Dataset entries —
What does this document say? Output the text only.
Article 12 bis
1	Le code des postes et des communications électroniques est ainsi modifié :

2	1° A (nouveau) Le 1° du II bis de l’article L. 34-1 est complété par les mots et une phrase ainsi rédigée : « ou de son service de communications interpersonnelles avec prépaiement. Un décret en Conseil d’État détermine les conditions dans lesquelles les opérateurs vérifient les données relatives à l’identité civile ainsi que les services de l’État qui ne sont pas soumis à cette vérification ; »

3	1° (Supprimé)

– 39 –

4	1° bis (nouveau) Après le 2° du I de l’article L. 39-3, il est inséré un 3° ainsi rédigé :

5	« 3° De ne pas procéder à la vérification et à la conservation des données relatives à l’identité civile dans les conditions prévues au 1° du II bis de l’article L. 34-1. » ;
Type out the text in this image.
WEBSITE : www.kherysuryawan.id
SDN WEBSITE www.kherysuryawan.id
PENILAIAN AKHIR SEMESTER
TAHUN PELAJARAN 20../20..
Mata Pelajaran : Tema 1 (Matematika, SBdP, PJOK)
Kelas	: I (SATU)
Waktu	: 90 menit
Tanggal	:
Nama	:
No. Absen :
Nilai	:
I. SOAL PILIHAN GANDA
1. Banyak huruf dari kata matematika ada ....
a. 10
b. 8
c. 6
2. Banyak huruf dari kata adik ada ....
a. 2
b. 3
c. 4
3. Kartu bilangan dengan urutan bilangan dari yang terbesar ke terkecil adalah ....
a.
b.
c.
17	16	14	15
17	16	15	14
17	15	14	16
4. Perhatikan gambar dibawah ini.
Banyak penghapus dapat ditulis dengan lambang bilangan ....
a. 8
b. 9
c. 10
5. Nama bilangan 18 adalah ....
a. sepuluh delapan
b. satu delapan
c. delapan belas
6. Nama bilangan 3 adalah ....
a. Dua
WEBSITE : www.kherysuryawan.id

TO BE DONE — Write out, word for word, every line from the one containing "Type out the text in this image." through the last line of the records above.

ANSWER TO THIS PROBLEM —
Type out the text in this image.
WEBSITE : www.kherysuryawan.id
SDN WEBSITE www.kherysuryawan.id
PENILAIAN AKHIR SEMESTER
TAHUN PELAJARAN 20../20..
Mata Pelajaran : Tema 1 (Matematika, SBdP, PJOK)
Kelas	: I (SATU)
Waktu	: 90 menit
Tanggal	:
Nama	:
No. Absen :
Nilai	:
I. SOAL PILIHAN GANDA
1. Banyak huruf dari kata matematika ada ....
a. 10
b. 8
c. 6
2. Banyak huruf dari kata adik ada ....
a. 2
b. 3
c. 4
3. Kartu bilangan dengan urutan bilangan dari yang terbesar ke terkecil adalah ....
a.
b.
c.
17	16	14	15
17	16	15	14
17	15	14	16
4. Perhatikan gambar dibawah ini.
Banyak penghapus dapat ditulis dengan lambang bilangan ....
a. 8
b. 9
c. 10
5. Nama bilangan 18 adalah ....
a. sepuluh delapan
b. satu delapan
c. delapan belas
6. Nama bilangan 3 adalah ....
a. Dua
WEBSITE : www.kherysuryawan.id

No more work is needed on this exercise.